Give nothing except the number of lines containing the word "ylabel".

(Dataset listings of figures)
....

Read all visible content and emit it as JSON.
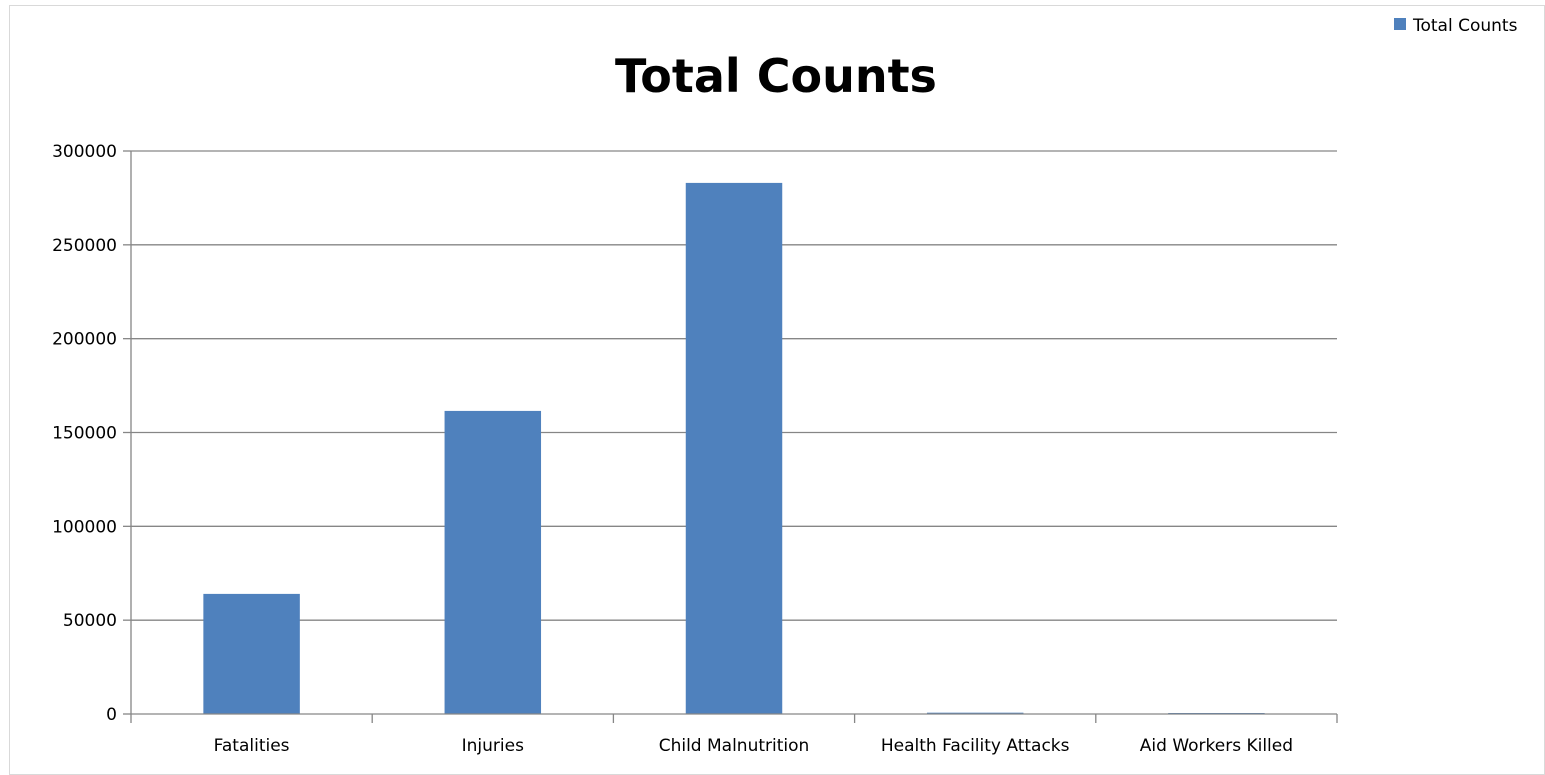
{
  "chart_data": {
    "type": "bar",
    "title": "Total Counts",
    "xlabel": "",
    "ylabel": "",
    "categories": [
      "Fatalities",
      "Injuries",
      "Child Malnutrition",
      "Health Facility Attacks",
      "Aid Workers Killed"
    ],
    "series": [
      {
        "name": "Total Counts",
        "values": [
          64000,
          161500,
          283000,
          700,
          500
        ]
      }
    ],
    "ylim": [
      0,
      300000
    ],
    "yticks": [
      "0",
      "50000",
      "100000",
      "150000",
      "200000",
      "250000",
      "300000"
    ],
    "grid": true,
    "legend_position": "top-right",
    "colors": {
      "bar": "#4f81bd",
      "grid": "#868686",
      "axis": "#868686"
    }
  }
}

....

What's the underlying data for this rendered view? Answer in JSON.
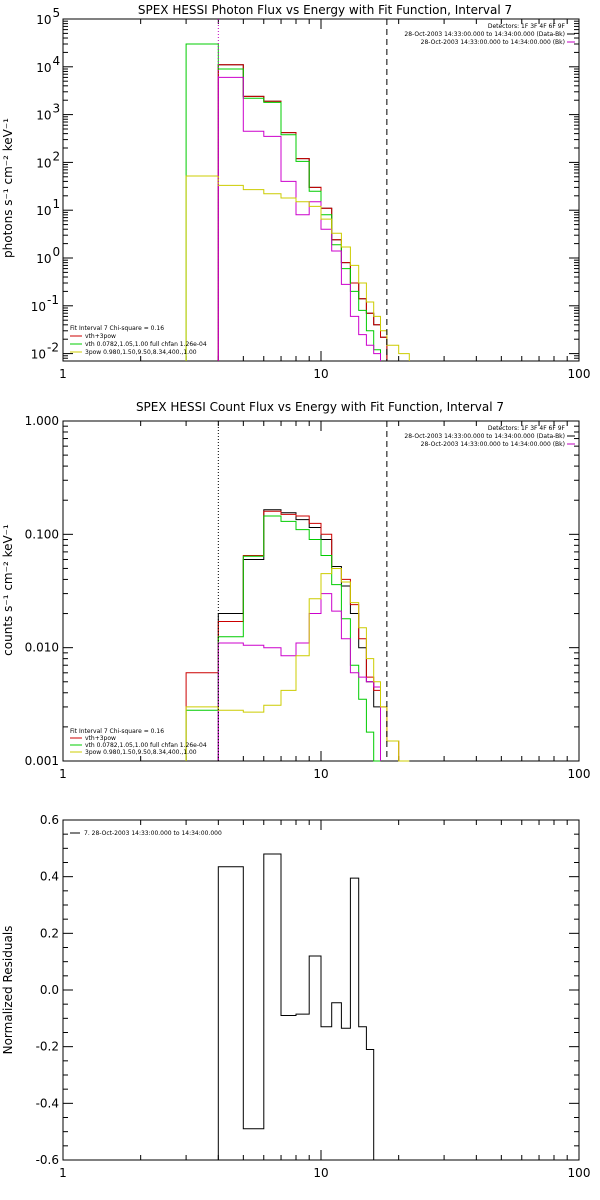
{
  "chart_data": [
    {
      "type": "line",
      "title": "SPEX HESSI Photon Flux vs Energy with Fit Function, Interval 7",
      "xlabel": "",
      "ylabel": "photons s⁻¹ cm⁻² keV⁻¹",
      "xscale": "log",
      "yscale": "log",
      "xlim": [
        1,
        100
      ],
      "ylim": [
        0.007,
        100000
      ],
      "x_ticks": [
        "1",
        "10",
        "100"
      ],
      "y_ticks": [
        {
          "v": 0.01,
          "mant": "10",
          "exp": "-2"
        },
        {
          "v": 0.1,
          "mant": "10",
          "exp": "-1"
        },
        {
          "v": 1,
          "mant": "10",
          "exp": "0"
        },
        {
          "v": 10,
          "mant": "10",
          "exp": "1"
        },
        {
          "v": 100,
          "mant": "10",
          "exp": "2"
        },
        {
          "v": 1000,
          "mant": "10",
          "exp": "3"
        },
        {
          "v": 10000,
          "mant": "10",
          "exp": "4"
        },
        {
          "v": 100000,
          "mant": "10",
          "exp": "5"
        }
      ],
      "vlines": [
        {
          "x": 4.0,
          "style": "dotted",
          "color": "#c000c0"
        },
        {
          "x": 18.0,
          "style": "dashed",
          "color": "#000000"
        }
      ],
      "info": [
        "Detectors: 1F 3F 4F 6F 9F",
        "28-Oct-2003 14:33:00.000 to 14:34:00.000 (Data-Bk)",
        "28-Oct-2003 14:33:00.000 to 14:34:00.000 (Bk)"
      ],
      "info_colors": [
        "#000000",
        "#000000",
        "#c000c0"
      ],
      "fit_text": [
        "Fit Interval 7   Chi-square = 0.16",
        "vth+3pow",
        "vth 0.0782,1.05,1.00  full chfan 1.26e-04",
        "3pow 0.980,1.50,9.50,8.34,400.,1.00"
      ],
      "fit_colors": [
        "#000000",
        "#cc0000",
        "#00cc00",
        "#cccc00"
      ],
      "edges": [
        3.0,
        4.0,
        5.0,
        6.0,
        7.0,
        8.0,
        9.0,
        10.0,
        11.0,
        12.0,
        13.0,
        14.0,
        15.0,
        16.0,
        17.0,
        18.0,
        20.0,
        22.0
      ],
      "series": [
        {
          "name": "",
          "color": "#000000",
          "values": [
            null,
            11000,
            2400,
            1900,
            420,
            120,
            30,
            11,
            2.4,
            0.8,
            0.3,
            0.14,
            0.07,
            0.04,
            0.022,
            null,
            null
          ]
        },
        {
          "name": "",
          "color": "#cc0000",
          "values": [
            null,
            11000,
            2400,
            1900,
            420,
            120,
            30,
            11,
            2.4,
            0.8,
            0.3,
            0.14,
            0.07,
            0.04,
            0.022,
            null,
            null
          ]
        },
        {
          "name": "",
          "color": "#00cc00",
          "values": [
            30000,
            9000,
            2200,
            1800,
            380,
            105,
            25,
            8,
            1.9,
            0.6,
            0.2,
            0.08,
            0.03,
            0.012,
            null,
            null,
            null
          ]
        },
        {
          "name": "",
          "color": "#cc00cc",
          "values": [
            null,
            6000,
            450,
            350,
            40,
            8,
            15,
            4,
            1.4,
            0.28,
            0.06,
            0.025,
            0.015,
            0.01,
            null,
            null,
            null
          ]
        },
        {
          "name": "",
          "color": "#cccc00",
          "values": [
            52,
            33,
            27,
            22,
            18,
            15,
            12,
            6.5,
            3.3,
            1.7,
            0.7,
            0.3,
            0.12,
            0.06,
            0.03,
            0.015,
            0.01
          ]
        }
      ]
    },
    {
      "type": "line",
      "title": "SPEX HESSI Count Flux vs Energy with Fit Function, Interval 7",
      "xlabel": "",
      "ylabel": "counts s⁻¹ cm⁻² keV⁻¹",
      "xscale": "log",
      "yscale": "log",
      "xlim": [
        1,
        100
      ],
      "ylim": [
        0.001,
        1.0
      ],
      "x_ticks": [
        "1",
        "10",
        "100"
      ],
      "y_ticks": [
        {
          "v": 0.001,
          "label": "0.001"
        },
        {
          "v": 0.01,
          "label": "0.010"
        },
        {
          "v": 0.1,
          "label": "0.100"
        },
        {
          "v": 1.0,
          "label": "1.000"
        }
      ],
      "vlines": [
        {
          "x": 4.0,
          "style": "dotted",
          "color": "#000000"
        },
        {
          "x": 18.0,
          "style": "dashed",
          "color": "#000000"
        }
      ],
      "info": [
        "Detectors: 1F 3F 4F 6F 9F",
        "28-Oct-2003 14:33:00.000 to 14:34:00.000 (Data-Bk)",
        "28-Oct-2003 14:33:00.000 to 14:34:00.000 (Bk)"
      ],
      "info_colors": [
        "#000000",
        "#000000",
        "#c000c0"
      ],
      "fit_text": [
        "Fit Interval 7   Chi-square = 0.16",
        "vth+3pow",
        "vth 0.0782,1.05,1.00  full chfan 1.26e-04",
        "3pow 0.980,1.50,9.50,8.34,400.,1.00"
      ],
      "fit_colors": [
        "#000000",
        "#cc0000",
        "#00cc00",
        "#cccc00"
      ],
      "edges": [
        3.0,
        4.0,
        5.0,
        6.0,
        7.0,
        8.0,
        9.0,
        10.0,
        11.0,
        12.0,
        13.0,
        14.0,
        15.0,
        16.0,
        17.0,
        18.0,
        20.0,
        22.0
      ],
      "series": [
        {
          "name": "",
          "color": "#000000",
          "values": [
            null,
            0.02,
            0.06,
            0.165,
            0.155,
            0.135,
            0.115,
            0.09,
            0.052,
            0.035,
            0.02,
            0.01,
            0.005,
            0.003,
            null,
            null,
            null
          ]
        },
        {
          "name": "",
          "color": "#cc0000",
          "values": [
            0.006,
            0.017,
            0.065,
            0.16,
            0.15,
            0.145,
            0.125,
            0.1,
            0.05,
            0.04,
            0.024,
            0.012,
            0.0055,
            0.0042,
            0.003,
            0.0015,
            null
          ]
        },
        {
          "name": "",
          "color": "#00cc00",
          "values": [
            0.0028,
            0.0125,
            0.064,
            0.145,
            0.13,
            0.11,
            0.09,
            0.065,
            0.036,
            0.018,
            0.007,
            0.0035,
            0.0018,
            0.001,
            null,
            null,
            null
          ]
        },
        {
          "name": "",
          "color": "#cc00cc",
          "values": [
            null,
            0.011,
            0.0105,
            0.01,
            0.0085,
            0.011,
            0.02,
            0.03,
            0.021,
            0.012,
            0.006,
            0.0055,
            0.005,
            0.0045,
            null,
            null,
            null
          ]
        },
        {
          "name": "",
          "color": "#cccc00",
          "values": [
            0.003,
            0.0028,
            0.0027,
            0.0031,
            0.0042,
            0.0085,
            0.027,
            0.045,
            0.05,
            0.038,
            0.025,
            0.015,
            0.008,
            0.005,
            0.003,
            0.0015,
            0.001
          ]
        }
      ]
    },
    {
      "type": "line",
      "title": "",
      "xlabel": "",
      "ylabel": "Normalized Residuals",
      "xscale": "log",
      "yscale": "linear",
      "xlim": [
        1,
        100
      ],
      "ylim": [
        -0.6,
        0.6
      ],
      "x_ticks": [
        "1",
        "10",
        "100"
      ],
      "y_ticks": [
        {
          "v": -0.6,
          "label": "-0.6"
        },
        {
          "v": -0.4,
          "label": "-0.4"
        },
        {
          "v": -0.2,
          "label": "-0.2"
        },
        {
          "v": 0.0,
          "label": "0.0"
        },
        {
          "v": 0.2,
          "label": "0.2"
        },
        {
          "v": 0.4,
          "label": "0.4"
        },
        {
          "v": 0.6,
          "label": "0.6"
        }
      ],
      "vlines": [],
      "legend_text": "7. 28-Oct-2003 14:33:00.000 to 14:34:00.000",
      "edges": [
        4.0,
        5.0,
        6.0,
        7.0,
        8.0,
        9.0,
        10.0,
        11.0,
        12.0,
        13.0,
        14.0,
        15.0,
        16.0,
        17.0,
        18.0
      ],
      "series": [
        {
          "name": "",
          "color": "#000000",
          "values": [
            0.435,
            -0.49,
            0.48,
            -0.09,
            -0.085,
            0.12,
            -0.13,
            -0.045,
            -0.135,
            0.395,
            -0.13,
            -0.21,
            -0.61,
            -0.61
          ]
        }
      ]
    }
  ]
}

....

Reply. 4